The task> Copy every line that mentions the word "source".

Dataset records>
........

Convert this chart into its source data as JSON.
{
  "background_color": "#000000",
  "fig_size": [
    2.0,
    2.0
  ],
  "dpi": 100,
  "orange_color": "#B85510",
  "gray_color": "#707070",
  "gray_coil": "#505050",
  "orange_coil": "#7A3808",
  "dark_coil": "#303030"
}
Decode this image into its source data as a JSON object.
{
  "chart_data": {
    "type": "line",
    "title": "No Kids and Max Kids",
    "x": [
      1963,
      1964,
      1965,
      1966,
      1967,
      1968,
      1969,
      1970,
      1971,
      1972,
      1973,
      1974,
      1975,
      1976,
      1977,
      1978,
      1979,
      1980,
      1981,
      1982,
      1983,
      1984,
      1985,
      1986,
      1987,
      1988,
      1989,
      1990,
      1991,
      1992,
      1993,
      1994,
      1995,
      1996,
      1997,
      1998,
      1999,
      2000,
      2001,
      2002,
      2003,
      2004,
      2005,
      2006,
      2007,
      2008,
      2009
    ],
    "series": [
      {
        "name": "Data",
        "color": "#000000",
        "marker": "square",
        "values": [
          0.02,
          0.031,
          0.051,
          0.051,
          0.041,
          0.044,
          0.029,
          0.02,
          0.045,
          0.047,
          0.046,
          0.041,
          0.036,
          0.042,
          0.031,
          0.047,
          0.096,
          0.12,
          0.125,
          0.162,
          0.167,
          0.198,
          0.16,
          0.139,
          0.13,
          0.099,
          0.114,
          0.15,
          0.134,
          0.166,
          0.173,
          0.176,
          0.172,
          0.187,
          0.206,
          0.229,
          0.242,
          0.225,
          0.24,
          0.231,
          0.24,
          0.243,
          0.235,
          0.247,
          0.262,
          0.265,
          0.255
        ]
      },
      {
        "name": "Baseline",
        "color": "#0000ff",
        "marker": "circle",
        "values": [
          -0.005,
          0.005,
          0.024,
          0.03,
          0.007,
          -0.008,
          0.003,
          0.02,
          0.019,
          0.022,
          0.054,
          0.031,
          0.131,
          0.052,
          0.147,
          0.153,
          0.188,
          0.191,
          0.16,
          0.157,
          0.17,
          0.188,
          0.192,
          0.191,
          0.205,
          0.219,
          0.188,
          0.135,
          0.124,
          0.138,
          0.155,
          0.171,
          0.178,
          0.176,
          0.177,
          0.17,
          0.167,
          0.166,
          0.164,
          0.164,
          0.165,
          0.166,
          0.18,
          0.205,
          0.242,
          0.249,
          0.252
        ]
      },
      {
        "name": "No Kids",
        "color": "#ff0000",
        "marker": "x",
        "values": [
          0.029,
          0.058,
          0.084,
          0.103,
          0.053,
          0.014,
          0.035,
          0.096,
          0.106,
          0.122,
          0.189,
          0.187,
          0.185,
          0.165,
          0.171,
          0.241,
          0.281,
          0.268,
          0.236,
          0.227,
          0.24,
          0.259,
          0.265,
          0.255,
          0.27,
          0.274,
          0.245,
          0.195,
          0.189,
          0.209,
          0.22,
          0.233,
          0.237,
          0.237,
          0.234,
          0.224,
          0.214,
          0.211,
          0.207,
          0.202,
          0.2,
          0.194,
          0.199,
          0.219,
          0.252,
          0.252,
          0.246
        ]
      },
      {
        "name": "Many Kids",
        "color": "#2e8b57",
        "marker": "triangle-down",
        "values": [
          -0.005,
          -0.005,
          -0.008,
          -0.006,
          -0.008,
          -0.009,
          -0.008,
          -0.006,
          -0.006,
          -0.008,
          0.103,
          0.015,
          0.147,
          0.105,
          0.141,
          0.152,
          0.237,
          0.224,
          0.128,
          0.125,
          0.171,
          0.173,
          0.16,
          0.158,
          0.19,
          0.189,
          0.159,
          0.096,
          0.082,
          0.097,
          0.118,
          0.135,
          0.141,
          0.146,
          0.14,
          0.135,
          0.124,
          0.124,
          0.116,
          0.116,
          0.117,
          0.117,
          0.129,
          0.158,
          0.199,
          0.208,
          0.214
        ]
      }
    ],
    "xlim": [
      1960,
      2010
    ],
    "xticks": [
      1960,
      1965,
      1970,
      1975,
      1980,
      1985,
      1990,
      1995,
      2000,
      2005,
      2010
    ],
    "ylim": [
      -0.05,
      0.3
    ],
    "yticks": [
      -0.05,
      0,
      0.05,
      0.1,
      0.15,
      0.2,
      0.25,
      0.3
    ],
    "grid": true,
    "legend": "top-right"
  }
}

........

Solution to this task>
Convert this chart into its source data as JSON.
Decode this image into its source data as a JSON object.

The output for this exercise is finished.